== Task to carry out ==
Copy the material that follows word for word and omit its pictures.

== Data provided ==
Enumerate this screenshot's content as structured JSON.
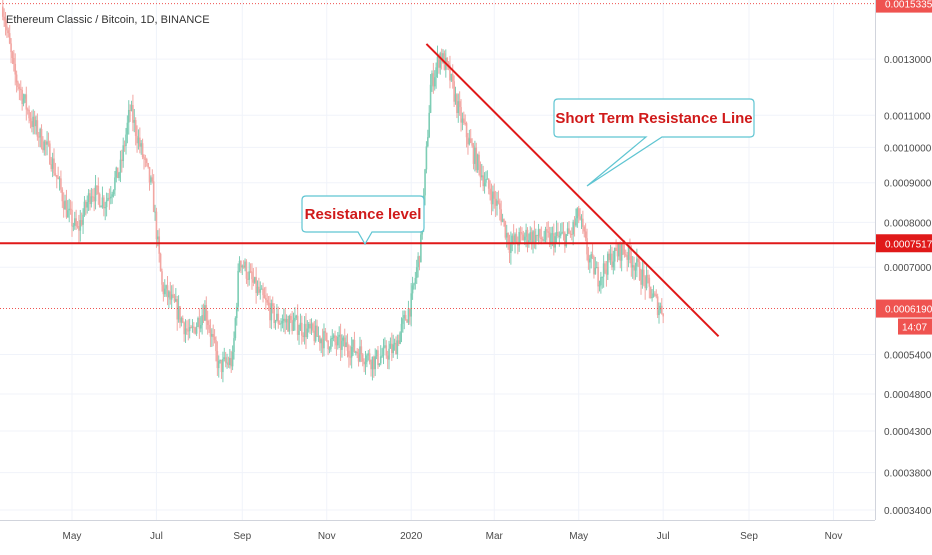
{
  "chart_data": {
    "type": "candlestick",
    "title": "Ethereum Classic / Bitcoin, 1D, BINANCE",
    "y_scale": "log",
    "ylim": [
      0.00033,
      0.00155
    ],
    "y_ticks": [
      "0.0013000",
      "0.0011000",
      "0.0010000",
      "0.0009000",
      "0.0008000",
      "0.0007000",
      "0.0005400",
      "0.0004800",
      "0.0004300",
      "0.0003800",
      "0.0003400"
    ],
    "y_tick_values": [
      0.0013,
      0.0011,
      0.001,
      0.0009,
      0.0008,
      0.0007,
      0.00054,
      0.00048,
      0.00043,
      0.00038,
      0.00034
    ],
    "x_ticks": [
      "May",
      "Jul",
      "Sep",
      "Nov",
      "2020",
      "Mar",
      "May",
      "Jul",
      "Sep",
      "Nov"
    ],
    "x_tick_dates": [
      "2019-05-01",
      "2019-07-01",
      "2019-09-01",
      "2019-11-01",
      "2020-01-01",
      "2020-03-01",
      "2020-05-01",
      "2020-07-01",
      "2020-09-01",
      "2020-11-01"
    ],
    "x_range": [
      "2019-03-10",
      "2020-12-01"
    ],
    "grid": true,
    "up_color": "#7ecdb5",
    "down_color": "#f2a6a2",
    "price_path": [
      [
        "2019-03-12",
        0.00152
      ],
      [
        "2019-03-20",
        0.00125
      ],
      [
        "2019-04-02",
        0.00108
      ],
      [
        "2019-04-15",
        0.00098
      ],
      [
        "2019-04-28",
        0.00082
      ],
      [
        "2019-05-05",
        0.00078
      ],
      [
        "2019-05-15",
        0.00088
      ],
      [
        "2019-05-25",
        0.00085
      ],
      [
        "2019-06-05",
        0.00094
      ],
      [
        "2019-06-12",
        0.00112
      ],
      [
        "2019-06-20",
        0.00099
      ],
      [
        "2019-06-28",
        0.00088
      ],
      [
        "2019-07-05",
        0.00066
      ],
      [
        "2019-07-15",
        0.00062
      ],
      [
        "2019-07-25",
        0.00057
      ],
      [
        "2019-08-05",
        0.00062
      ],
      [
        "2019-08-15",
        0.00052
      ],
      [
        "2019-08-25",
        0.00053
      ],
      [
        "2019-08-30",
        0.00072
      ],
      [
        "2019-09-10",
        0.00066
      ],
      [
        "2019-09-25",
        0.0006
      ],
      [
        "2019-10-10",
        0.00059
      ],
      [
        "2019-10-25",
        0.00057
      ],
      [
        "2019-11-05",
        0.00056
      ],
      [
        "2019-11-20",
        0.00055
      ],
      [
        "2019-12-05",
        0.00053
      ],
      [
        "2019-12-20",
        0.00055
      ],
      [
        "2020-01-01",
        0.00063
      ],
      [
        "2020-01-08",
        0.00075
      ],
      [
        "2020-01-15",
        0.0012
      ],
      [
        "2020-01-22",
        0.00132
      ],
      [
        "2020-01-28",
        0.00125
      ],
      [
        "2020-02-05",
        0.0011
      ],
      [
        "2020-02-15",
        0.00098
      ],
      [
        "2020-02-25",
        0.00089
      ],
      [
        "2020-03-05",
        0.00083
      ],
      [
        "2020-03-12",
        0.00075
      ],
      [
        "2020-03-25",
        0.00077
      ],
      [
        "2020-04-10",
        0.00076
      ],
      [
        "2020-04-25",
        0.00077
      ],
      [
        "2020-05-01",
        0.00082
      ],
      [
        "2020-05-08",
        0.00072
      ],
      [
        "2020-05-15",
        0.00068
      ],
      [
        "2020-05-25",
        0.00072
      ],
      [
        "2020-06-02",
        0.00074
      ],
      [
        "2020-06-10",
        0.00071
      ],
      [
        "2020-06-20",
        0.00066
      ],
      [
        "2020-06-28",
        0.00062
      ],
      [
        "2020-07-01",
        0.000619
      ]
    ],
    "last_price": "0.0006190",
    "last_price_value": 0.000619,
    "countdown": "14:07",
    "high_marker": "0.0015335",
    "high_marker_value": 0.0015335,
    "resistance_level": {
      "value": 0.0007517,
      "label": "0.0007517",
      "annotation": "Resistance level"
    },
    "trend_line": {
      "start": [
        "2020-01-12",
        0.00136
      ],
      "end": [
        "2020-08-10",
        0.00057
      ],
      "annotation": "Short Term Resistance Line"
    }
  },
  "colors": {
    "resistance": "#e01919",
    "last_price_bg": "#ef5350",
    "callout_border": "#5fc5d2",
    "callout_text": "#d01a1a"
  }
}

== Task output ==
Enumerate this screenshot's content as structured JSON.
{
  "chart_data": {
    "type": "candlestick",
    "title": "Ethereum Classic / Bitcoin, 1D, BINANCE",
    "y_scale": "log",
    "ylim": [
      0.00033,
      0.00155
    ],
    "y_ticks": [
      "0.0013000",
      "0.0011000",
      "0.0010000",
      "0.0009000",
      "0.0008000",
      "0.0007000",
      "0.0005400",
      "0.0004800",
      "0.0004300",
      "0.0003800",
      "0.0003400"
    ],
    "y_tick_values": [
      0.0013,
      0.0011,
      0.001,
      0.0009,
      0.0008,
      0.0007,
      0.00054,
      0.00048,
      0.00043,
      0.00038,
      0.00034
    ],
    "x_ticks": [
      "May",
      "Jul",
      "Sep",
      "Nov",
      "2020",
      "Mar",
      "May",
      "Jul",
      "Sep",
      "Nov"
    ],
    "x_tick_dates": [
      "2019-05-01",
      "2019-07-01",
      "2019-09-01",
      "2019-11-01",
      "2020-01-01",
      "2020-03-01",
      "2020-05-01",
      "2020-07-01",
      "2020-09-01",
      "2020-11-01"
    ],
    "x_range": [
      "2019-03-10",
      "2020-12-01"
    ],
    "grid": true,
    "up_color": "#7ecdb5",
    "down_color": "#f2a6a2",
    "price_path": [
      [
        "2019-03-12",
        0.00152
      ],
      [
        "2019-03-20",
        0.00125
      ],
      [
        "2019-04-02",
        0.00108
      ],
      [
        "2019-04-15",
        0.00098
      ],
      [
        "2019-04-28",
        0.00082
      ],
      [
        "2019-05-05",
        0.00078
      ],
      [
        "2019-05-15",
        0.00088
      ],
      [
        "2019-05-25",
        0.00085
      ],
      [
        "2019-06-05",
        0.00094
      ],
      [
        "2019-06-12",
        0.00112
      ],
      [
        "2019-06-20",
        0.00099
      ],
      [
        "2019-06-28",
        0.00088
      ],
      [
        "2019-07-05",
        0.00066
      ],
      [
        "2019-07-15",
        0.00062
      ],
      [
        "2019-07-25",
        0.00057
      ],
      [
        "2019-08-05",
        0.00062
      ],
      [
        "2019-08-15",
        0.00052
      ],
      [
        "2019-08-25",
        0.00053
      ],
      [
        "2019-08-30",
        0.00072
      ],
      [
        "2019-09-10",
        0.00066
      ],
      [
        "2019-09-25",
        0.0006
      ],
      [
        "2019-10-10",
        0.00059
      ],
      [
        "2019-10-25",
        0.00057
      ],
      [
        "2019-11-05",
        0.00056
      ],
      [
        "2019-11-20",
        0.00055
      ],
      [
        "2019-12-05",
        0.00053
      ],
      [
        "2019-12-20",
        0.00055
      ],
      [
        "2020-01-01",
        0.00063
      ],
      [
        "2020-01-08",
        0.00075
      ],
      [
        "2020-01-15",
        0.0012
      ],
      [
        "2020-01-22",
        0.00132
      ],
      [
        "2020-01-28",
        0.00125
      ],
      [
        "2020-02-05",
        0.0011
      ],
      [
        "2020-02-15",
        0.00098
      ],
      [
        "2020-02-25",
        0.00089
      ],
      [
        "2020-03-05",
        0.00083
      ],
      [
        "2020-03-12",
        0.00075
      ],
      [
        "2020-03-25",
        0.00077
      ],
      [
        "2020-04-10",
        0.00076
      ],
      [
        "2020-04-25",
        0.00077
      ],
      [
        "2020-05-01",
        0.00082
      ],
      [
        "2020-05-08",
        0.00072
      ],
      [
        "2020-05-15",
        0.00068
      ],
      [
        "2020-05-25",
        0.00072
      ],
      [
        "2020-06-02",
        0.00074
      ],
      [
        "2020-06-10",
        0.00071
      ],
      [
        "2020-06-20",
        0.00066
      ],
      [
        "2020-06-28",
        0.00062
      ],
      [
        "2020-07-01",
        0.000619
      ]
    ],
    "last_price": "0.0006190",
    "last_price_value": 0.000619,
    "countdown": "14:07",
    "high_marker": "0.0015335",
    "high_marker_value": 0.0015335,
    "resistance_level": {
      "value": 0.0007517,
      "label": "0.0007517",
      "annotation": "Resistance level"
    },
    "trend_line": {
      "start": [
        "2020-01-12",
        0.00136
      ],
      "end": [
        "2020-08-10",
        0.00057
      ],
      "annotation": "Short Term Resistance Line"
    }
  },
  "colors": {
    "resistance": "#e01919",
    "last_price_bg": "#ef5350",
    "callout_border": "#5fc5d2",
    "callout_text": "#d01a1a"
  }
}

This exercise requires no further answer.